| To do |
Write out all the entries word for word, but skip any images.

--- Entries provided ---

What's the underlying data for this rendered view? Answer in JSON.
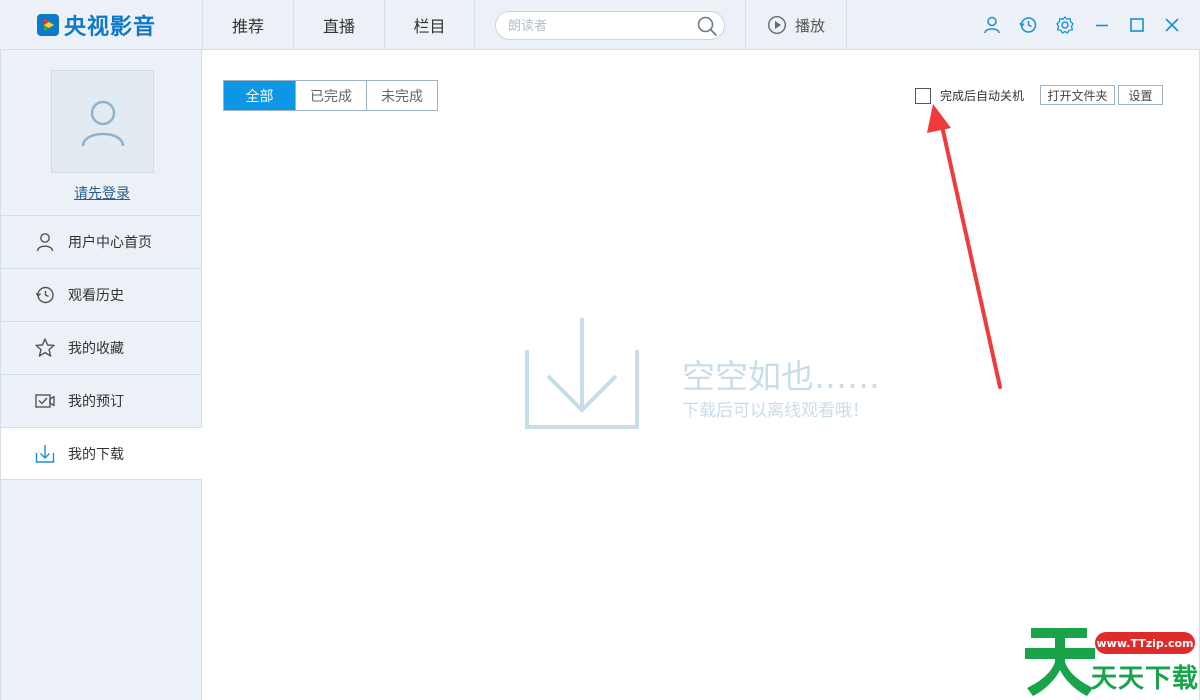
{
  "app": {
    "logo_text": "央视影音"
  },
  "nav": {
    "tabs": [
      {
        "label": "推荐"
      },
      {
        "label": "直播"
      },
      {
        "label": "栏目"
      }
    ],
    "search_placeholder": "朗读者",
    "play_label": "播放"
  },
  "sidebar": {
    "login_label": "请先登录",
    "items": [
      {
        "label": "用户中心首页",
        "icon": "user-icon"
      },
      {
        "label": "观看历史",
        "icon": "history-icon"
      },
      {
        "label": "我的收藏",
        "icon": "star-icon"
      },
      {
        "label": "我的预订",
        "icon": "reservation-icon"
      },
      {
        "label": "我的下载",
        "icon": "download-icon",
        "active": true
      }
    ]
  },
  "main": {
    "filter_tabs": [
      {
        "label": "全部",
        "active": true
      },
      {
        "label": "已完成"
      },
      {
        "label": "未完成"
      }
    ],
    "auto_shutdown_label": "完成后自动关机",
    "auto_shutdown_checked": false,
    "open_folder_label": "打开文件夹",
    "settings_label": "设置",
    "empty_title": "空空如也……",
    "empty_subtitle": "下载后可以离线观看哦！"
  },
  "watermark": {
    "badge": "www.TTzip.com",
    "text": "天天下载"
  },
  "colors": {
    "accent": "#0e96e6",
    "brand": "#0e78c9",
    "arrow": "#ef3b3b"
  }
}
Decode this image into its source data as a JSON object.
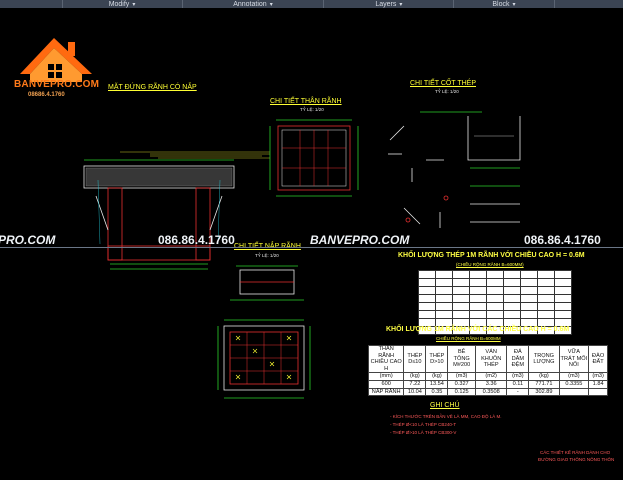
{
  "ribbon": {
    "panels": [
      {
        "label": "Modify"
      },
      {
        "label": "Annotation"
      },
      {
        "label": "Layers"
      },
      {
        "label": "Block"
      }
    ]
  },
  "logo": {
    "name": "BANVEPRO.COM",
    "phone": "08686.4.1760"
  },
  "titles": {
    "elevation": "MẶT ĐỨNG RÃNH CÓ NẮP",
    "elevation_scale": "TỶ LỆ: 1/20",
    "body_detail": "CHI TIẾT THÂN RÃNH",
    "body_scale": "TỶ LỆ: 1/20",
    "rebar_detail": "CHI TIẾT CỐT THÉP",
    "rebar_scale": "TỶ LỆ: 1/20",
    "cover_detail": "CHI TIẾT NẮP RÃNH",
    "cover_scale": "TỶ LỆ: 1/20"
  },
  "watermark": {
    "left_site": "PRO.COM",
    "phone_1": "086.86.4.1760",
    "center_site": "BANVEPRO.COM",
    "phone_2": "086.86.4.1760"
  },
  "table1": {
    "title": "KHỐI LƯỢNG THÉP 1M RÃNH VỚI CHIỀU CAO H = 0.6M",
    "subtitle": "(CHIỀU RỘNG RÃNH B=600MM)"
  },
  "table2": {
    "title": "KHỐI LƯỢNG 1M RÃNH VỚI CÁC CHIỀU CAO H = 0.6M",
    "subtitle": "CHIỀU RỘNG RÃNH B=600MM",
    "headers": [
      "THÂN RÃNH CHIỀU CAO H",
      "THÉP D≤10",
      "THÉP D>10",
      "BÊ TÔNG M#200",
      "VÁN KHUÔN THÉP",
      "ĐÁ DĂM ĐỆM",
      "TRỌNG LƯỢNG",
      "VỮA TRÁT MỐI NỐI",
      "ĐÀO ĐẤT"
    ],
    "units": [
      "(mm)",
      "(kg)",
      "(kg)",
      "(m3)",
      "(m2)",
      "(m3)",
      "(kg)",
      "(m3)",
      "(m3)"
    ],
    "rows": [
      [
        "600",
        "7.22",
        "13.54",
        "0.327",
        "3.36",
        "0.11",
        "771.71",
        "0.3355",
        "1.84"
      ],
      [
        "NẮP RÃNH",
        "10.04",
        "0.35",
        "0.125",
        "0.3508",
        "-",
        "302.89",
        "",
        ""
      ]
    ]
  },
  "notes": {
    "title": "GHI CHÚ",
    "lines": [
      "- KÍCH THƯỚC TRÊN BẢN VẼ LÀ MM, CAO ĐỘ LÀ M.",
      "- THÉP Ø<10 LÀ THÉP CB240-T",
      "- THÉP Ø>10 LÀ THÉP CB300-V"
    ]
  },
  "stamp": {
    "line1": "CÁC THIẾT KẾ RÃNH DÀNH CHO",
    "line2": "ĐƯỜNG GIAO THÔNG NÔNG THÔN"
  },
  "colors": {
    "background": "#000000",
    "ribbon": "#3b4453",
    "title": "#ffff33",
    "line_green": "#2bd12b",
    "line_red": "#e83030",
    "line_white": "#e8e8e8",
    "line_cyan": "#23d0e0",
    "logo_orange": "#ff7a1a"
  }
}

---

| Reply to the exercise |
What's the underlying data for this rendered view? Answer in JSON.
{
  "app": {
    "logo_text": "央视影音"
  },
  "nav": {
    "tabs": [
      {
        "label": "推荐"
      },
      {
        "label": "直播"
      },
      {
        "label": "栏目"
      }
    ],
    "search_placeholder": "朗读者",
    "play_label": "播放"
  },
  "sidebar": {
    "login_label": "请先登录",
    "items": [
      {
        "label": "用户中心首页",
        "icon": "user-icon"
      },
      {
        "label": "观看历史",
        "icon": "history-icon"
      },
      {
        "label": "我的收藏",
        "icon": "star-icon"
      },
      {
        "label": "我的预订",
        "icon": "reservation-icon"
      },
      {
        "label": "我的下载",
        "icon": "download-icon",
        "active": true
      }
    ]
  },
  "main": {
    "filter_tabs": [
      {
        "label": "全部",
        "active": true
      },
      {
        "label": "已完成"
      },
      {
        "label": "未完成"
      }
    ],
    "auto_shutdown_label": "完成后自动关机",
    "auto_shutdown_checked": false,
    "open_folder_label": "打开文件夹",
    "settings_label": "设置",
    "empty_title": "空空如也……",
    "empty_subtitle": "下载后可以离线观看哦！"
  },
  "watermark": {
    "badge": "www.TTzip.com",
    "text": "天天下载"
  },
  "colors": {
    "accent": "#0e96e6",
    "brand": "#0e78c9",
    "arrow": "#ef3b3b"
  }
}
Decode this image into its source data as a JSON object.
{
  "ribbon": {
    "panels": [
      {
        "label": "Modify"
      },
      {
        "label": "Annotation"
      },
      {
        "label": "Layers"
      },
      {
        "label": "Block"
      }
    ]
  },
  "logo": {
    "name": "BANVEPRO.COM",
    "phone": "08686.4.1760"
  },
  "titles": {
    "elevation": "MẶT ĐỨNG RÃNH CÓ NẮP",
    "elevation_scale": "TỶ LỆ: 1/20",
    "body_detail": "CHI TIẾT THÂN RÃNH",
    "body_scale": "TỶ LỆ: 1/20",
    "rebar_detail": "CHI TIẾT CỐT THÉP",
    "rebar_scale": "TỶ LỆ: 1/20",
    "cover_detail": "CHI TIẾT NẮP RÃNH",
    "cover_scale": "TỶ LỆ: 1/20"
  },
  "watermark": {
    "left_site": "PRO.COM",
    "phone_1": "086.86.4.1760",
    "center_site": "BANVEPRO.COM",
    "phone_2": "086.86.4.1760"
  },
  "table1": {
    "title": "KHỐI LƯỢNG THÉP 1M RÃNH VỚI CHIỀU CAO H = 0.6M",
    "subtitle": "(CHIỀU RỘNG RÃNH B=600MM)"
  },
  "table2": {
    "title": "KHỐI LƯỢNG 1M RÃNH VỚI CÁC CHIỀU CAO H = 0.6M",
    "subtitle": "CHIỀU RỘNG RÃNH B=600MM",
    "headers": [
      "THÂN RÃNH CHIỀU CAO H",
      "THÉP D≤10",
      "THÉP D>10",
      "BÊ TÔNG M#200",
      "VÁN KHUÔN THÉP",
      "ĐÁ DĂM ĐỆM",
      "TRỌNG LƯỢNG",
      "VỮA TRÁT MỐI NỐI",
      "ĐÀO ĐẤT"
    ],
    "units": [
      "(mm)",
      "(kg)",
      "(kg)",
      "(m3)",
      "(m2)",
      "(m3)",
      "(kg)",
      "(m3)",
      "(m3)"
    ],
    "rows": [
      [
        "600",
        "7.22",
        "13.54",
        "0.327",
        "3.36",
        "0.11",
        "771.71",
        "0.3355",
        "1.84"
      ],
      [
        "NẮP RÃNH",
        "10.04",
        "0.35",
        "0.125",
        "0.3508",
        "-",
        "302.89",
        "",
        ""
      ]
    ]
  },
  "notes": {
    "title": "GHI CHÚ",
    "lines": [
      "- KÍCH THƯỚC TRÊN BẢN VẼ LÀ MM, CAO ĐỘ LÀ M.",
      "- THÉP Ø<10 LÀ THÉP CB240-T",
      "- THÉP Ø>10 LÀ THÉP CB300-V"
    ]
  },
  "stamp": {
    "line1": "CÁC THIẾT KẾ RÃNH DÀNH CHO",
    "line2": "ĐƯỜNG GIAO THÔNG NÔNG THÔN"
  },
  "colors": {
    "background": "#000000",
    "ribbon": "#3b4453",
    "title": "#ffff33",
    "line_green": "#2bd12b",
    "line_red": "#e83030",
    "line_white": "#e8e8e8",
    "line_cyan": "#23d0e0",
    "logo_orange": "#ff7a1a"
  }
}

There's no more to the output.